### What is asked
Select lines where the word "pátio" appears.

[BEGIN Records for this exercise]

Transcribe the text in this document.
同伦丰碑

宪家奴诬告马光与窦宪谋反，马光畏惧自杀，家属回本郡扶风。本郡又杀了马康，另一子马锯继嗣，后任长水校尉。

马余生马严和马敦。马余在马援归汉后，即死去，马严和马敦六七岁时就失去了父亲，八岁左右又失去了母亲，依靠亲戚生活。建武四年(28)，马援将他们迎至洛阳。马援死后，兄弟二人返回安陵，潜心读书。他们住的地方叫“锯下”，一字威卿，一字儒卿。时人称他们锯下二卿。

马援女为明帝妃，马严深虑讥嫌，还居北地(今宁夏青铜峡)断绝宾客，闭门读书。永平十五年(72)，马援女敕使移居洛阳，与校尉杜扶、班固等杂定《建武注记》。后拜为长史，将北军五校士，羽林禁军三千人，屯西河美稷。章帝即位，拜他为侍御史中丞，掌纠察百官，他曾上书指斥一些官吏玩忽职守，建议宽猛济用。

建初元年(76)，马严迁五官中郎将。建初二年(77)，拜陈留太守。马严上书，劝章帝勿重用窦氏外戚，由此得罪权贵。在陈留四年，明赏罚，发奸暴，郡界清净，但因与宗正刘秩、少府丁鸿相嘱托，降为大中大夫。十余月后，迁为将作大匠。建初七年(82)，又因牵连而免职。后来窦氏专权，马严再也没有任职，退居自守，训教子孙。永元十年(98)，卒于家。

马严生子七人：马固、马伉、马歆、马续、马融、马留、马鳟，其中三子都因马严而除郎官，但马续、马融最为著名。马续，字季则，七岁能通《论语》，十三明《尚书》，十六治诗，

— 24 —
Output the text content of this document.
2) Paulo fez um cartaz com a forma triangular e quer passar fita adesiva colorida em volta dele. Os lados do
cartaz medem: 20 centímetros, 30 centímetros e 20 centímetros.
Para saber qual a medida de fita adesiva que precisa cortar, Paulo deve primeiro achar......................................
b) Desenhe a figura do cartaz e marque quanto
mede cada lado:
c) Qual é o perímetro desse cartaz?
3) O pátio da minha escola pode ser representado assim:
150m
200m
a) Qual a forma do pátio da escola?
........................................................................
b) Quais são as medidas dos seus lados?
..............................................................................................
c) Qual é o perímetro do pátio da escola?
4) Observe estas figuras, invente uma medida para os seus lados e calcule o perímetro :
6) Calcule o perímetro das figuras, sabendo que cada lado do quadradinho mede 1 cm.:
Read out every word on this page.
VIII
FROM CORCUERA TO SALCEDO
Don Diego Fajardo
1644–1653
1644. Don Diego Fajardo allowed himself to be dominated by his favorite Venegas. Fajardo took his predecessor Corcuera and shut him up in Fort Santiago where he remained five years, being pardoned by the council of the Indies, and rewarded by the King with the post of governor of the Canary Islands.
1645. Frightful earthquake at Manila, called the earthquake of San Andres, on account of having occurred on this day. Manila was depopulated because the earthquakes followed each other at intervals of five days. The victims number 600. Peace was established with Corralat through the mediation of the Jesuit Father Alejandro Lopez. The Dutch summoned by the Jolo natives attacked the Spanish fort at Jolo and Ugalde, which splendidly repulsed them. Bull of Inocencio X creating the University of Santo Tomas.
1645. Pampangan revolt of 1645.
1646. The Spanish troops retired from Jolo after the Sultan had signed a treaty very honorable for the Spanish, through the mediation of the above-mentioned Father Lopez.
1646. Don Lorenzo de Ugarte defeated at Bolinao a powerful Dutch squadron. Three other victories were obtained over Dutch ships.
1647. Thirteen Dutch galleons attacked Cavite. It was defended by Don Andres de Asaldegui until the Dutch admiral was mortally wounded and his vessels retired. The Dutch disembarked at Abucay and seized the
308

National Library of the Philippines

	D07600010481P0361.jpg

[END Records for this exercise]

### Response
3) O pátio da minha escola pode ser representado assim:
a) Qual a forma do pátio da escola?
c) Qual é o perímetro do pátio da escola?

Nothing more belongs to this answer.